> _Exercise requirements_: Using the records that follow, copy every line containing the word "przejazd".
*****
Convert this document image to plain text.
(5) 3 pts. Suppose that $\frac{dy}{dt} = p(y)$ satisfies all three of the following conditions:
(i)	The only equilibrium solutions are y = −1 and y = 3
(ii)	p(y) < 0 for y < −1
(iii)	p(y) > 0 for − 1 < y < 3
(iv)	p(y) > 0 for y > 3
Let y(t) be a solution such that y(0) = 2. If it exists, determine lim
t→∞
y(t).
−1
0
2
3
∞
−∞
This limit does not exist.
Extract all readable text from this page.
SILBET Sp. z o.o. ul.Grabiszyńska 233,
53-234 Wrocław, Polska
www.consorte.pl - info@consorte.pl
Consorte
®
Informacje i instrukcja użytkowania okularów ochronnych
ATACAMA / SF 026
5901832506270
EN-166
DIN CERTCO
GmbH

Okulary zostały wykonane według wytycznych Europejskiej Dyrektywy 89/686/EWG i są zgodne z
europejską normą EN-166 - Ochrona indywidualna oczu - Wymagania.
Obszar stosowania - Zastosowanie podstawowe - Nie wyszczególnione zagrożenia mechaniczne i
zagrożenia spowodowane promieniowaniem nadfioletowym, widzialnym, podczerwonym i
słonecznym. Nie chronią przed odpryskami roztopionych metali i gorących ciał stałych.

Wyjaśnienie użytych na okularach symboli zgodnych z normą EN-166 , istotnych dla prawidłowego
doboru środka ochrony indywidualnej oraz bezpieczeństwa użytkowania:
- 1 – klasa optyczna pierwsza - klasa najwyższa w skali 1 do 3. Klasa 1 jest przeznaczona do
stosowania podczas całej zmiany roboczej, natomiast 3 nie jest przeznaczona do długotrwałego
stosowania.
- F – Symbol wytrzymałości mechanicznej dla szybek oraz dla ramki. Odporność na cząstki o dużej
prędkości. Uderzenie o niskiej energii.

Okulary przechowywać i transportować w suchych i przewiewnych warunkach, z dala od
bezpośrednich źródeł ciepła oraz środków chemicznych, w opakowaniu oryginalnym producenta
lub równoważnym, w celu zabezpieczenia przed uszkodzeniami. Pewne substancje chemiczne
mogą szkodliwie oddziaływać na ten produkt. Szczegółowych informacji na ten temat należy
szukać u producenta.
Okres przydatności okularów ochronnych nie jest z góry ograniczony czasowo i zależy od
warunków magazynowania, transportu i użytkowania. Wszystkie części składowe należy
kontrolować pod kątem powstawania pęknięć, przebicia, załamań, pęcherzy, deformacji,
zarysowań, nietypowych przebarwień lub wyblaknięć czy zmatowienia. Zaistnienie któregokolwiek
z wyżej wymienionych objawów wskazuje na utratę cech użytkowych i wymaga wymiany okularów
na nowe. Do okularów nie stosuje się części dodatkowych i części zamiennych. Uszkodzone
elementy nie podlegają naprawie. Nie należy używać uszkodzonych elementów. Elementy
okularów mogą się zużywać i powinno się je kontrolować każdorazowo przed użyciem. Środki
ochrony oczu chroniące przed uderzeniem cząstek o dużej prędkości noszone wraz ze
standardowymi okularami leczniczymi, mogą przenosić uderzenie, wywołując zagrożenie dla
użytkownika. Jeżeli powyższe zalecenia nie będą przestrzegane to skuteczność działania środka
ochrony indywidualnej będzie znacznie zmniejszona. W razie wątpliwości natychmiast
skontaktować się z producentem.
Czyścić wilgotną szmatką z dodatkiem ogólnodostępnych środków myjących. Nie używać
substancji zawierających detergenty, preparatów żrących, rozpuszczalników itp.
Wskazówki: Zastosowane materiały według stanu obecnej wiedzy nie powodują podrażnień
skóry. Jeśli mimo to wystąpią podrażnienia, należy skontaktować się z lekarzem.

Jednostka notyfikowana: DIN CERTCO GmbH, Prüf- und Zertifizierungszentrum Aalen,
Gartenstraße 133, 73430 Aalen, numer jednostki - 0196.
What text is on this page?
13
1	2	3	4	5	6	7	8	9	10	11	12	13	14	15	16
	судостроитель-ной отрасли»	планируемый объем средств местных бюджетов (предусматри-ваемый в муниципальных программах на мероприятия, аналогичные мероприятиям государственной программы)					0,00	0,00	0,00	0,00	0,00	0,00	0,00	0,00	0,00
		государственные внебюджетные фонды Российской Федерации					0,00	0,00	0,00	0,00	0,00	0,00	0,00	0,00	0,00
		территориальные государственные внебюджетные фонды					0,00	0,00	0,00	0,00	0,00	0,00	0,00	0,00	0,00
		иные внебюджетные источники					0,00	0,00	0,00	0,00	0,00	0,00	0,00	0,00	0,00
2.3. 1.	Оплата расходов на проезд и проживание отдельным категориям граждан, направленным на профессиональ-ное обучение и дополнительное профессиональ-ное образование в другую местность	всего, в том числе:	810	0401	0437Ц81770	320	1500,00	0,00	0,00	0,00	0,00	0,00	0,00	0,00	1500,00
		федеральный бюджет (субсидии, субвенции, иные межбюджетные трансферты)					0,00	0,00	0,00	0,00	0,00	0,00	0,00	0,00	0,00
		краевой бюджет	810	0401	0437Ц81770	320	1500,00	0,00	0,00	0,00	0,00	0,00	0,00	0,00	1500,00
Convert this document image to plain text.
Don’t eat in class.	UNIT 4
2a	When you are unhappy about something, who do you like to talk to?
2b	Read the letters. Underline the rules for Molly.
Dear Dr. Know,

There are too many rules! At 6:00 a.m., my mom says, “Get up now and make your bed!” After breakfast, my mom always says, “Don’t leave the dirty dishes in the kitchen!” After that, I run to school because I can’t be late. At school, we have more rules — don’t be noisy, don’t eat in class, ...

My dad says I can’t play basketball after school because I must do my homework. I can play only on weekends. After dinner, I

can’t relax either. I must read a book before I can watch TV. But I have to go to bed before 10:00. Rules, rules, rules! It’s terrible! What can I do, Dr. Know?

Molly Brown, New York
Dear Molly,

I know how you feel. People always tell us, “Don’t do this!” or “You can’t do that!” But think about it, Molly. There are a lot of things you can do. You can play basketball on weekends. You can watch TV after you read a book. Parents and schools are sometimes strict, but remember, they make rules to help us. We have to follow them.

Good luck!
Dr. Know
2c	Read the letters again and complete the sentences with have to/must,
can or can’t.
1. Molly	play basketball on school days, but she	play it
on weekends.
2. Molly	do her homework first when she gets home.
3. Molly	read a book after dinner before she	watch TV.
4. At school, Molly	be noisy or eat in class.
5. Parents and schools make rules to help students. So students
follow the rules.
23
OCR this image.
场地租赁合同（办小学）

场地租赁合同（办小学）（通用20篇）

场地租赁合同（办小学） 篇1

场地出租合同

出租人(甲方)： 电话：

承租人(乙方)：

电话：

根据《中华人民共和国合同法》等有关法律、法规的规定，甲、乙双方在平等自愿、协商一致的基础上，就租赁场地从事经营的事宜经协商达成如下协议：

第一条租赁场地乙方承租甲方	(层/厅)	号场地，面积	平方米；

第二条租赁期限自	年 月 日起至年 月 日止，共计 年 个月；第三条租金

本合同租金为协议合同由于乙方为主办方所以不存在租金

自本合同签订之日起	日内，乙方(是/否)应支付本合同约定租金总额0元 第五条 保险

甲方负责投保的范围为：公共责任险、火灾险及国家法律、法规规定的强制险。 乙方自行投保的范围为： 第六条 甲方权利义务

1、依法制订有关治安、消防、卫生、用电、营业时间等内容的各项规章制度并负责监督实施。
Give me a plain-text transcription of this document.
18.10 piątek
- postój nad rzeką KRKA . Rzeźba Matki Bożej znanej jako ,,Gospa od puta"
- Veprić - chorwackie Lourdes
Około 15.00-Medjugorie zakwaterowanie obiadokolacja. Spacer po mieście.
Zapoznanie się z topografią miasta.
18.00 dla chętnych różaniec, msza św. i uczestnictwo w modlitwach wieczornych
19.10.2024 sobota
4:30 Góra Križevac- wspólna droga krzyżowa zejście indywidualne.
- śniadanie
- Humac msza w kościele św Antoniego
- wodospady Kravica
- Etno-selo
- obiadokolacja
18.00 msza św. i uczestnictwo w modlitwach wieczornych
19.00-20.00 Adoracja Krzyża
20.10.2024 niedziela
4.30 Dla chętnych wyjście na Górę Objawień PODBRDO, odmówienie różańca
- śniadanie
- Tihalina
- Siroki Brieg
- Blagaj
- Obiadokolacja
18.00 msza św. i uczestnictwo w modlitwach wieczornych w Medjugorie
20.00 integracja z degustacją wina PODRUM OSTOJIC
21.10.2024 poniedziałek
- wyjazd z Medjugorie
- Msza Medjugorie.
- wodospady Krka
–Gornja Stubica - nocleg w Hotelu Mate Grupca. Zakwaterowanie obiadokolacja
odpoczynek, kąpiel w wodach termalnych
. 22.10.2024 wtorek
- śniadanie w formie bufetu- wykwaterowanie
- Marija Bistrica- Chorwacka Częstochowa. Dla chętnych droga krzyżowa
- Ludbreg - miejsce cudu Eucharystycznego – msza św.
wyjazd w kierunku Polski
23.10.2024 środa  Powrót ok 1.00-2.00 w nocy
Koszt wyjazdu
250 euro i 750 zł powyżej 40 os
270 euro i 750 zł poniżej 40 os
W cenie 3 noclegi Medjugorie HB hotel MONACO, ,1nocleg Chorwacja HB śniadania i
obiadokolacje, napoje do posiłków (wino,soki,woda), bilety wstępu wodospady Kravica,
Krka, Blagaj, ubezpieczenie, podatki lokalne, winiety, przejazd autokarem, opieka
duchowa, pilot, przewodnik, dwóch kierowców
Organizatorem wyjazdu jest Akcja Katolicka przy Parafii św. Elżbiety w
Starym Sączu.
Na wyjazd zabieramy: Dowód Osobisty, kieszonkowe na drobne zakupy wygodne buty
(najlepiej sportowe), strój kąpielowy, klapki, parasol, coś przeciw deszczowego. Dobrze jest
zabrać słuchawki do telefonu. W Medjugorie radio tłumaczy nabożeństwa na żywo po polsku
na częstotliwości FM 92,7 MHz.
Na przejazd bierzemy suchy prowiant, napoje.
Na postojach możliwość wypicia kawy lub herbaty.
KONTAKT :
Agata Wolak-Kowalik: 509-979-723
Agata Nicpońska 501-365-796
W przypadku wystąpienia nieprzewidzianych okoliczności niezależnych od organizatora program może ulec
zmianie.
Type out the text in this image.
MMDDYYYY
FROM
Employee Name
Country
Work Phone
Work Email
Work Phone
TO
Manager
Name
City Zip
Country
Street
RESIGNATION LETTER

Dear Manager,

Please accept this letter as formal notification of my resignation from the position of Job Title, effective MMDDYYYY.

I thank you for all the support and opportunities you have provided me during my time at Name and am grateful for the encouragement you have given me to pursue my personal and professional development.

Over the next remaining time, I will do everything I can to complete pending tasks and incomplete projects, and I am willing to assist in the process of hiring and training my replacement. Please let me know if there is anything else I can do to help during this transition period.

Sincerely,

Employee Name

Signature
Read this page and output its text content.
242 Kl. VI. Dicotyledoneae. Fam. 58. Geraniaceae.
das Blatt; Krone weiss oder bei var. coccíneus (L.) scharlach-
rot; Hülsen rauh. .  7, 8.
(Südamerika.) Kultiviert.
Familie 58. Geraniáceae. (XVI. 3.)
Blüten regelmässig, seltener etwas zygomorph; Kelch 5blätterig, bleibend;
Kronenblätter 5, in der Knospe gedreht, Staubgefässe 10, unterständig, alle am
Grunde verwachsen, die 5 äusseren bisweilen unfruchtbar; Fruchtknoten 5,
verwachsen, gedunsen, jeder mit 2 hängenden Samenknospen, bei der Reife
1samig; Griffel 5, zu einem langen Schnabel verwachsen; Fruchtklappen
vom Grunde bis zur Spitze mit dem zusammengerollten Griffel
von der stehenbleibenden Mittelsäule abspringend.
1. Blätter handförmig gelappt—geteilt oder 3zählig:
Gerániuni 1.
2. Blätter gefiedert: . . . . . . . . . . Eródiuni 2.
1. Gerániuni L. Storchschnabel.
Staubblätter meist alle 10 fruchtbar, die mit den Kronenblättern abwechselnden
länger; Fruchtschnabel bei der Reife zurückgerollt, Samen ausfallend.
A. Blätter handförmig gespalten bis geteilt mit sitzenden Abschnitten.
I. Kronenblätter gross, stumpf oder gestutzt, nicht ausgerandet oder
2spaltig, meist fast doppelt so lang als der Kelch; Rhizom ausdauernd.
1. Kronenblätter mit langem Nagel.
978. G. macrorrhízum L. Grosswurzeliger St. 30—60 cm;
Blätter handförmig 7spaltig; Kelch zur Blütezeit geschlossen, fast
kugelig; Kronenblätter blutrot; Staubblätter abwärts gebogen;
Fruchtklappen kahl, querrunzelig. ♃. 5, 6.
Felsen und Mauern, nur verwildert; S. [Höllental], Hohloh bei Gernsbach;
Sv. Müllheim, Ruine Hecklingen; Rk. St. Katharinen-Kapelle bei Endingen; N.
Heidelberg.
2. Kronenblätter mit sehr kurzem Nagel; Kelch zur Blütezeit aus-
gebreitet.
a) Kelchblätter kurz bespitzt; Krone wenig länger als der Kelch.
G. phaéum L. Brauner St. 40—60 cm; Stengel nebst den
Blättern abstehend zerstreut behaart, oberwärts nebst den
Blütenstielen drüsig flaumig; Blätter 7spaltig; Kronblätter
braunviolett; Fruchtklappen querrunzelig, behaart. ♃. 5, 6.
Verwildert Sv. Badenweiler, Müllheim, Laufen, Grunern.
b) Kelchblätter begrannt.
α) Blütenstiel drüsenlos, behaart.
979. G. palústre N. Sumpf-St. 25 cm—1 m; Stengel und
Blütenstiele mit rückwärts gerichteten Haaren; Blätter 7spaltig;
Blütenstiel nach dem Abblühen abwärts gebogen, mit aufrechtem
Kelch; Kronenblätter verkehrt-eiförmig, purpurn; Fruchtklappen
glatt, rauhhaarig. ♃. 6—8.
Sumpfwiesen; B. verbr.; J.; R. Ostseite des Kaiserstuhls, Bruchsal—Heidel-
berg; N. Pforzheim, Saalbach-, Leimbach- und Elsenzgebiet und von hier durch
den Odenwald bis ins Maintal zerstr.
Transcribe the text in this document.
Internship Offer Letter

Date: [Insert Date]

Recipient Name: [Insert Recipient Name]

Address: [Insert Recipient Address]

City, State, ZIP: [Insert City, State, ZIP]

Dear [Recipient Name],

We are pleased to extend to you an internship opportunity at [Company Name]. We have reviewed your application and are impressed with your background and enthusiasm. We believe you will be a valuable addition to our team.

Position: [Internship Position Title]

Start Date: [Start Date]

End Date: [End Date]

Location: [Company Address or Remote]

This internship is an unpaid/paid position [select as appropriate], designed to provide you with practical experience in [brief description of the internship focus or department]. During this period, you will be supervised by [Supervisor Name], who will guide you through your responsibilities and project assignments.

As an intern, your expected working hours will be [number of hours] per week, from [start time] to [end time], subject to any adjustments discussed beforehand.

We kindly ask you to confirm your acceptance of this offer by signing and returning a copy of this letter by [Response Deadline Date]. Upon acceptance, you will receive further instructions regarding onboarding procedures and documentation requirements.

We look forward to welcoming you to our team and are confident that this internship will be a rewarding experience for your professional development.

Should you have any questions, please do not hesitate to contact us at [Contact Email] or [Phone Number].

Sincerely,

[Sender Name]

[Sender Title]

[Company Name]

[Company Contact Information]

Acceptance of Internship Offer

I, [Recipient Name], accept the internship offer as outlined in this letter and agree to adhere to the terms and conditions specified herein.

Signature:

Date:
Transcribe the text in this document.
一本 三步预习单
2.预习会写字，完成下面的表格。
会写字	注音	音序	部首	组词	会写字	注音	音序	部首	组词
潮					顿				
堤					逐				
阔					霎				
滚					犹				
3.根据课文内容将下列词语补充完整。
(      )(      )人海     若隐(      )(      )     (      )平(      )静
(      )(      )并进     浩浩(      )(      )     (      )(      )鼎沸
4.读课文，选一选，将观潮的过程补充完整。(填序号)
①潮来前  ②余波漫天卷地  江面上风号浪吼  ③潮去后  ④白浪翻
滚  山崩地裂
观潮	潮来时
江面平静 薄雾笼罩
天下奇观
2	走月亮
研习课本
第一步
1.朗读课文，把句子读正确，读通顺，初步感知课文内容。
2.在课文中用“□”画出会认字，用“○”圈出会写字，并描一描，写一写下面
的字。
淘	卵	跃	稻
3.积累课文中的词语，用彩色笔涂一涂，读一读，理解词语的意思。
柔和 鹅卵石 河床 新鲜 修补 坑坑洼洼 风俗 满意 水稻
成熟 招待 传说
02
*****
> _The completed task_:
Krka, Blagaj, ubezpieczenie, podatki lokalne, winiety, przejazd autokarem, opieka
Na przejazd bierzemy suchy prowiant, napoje.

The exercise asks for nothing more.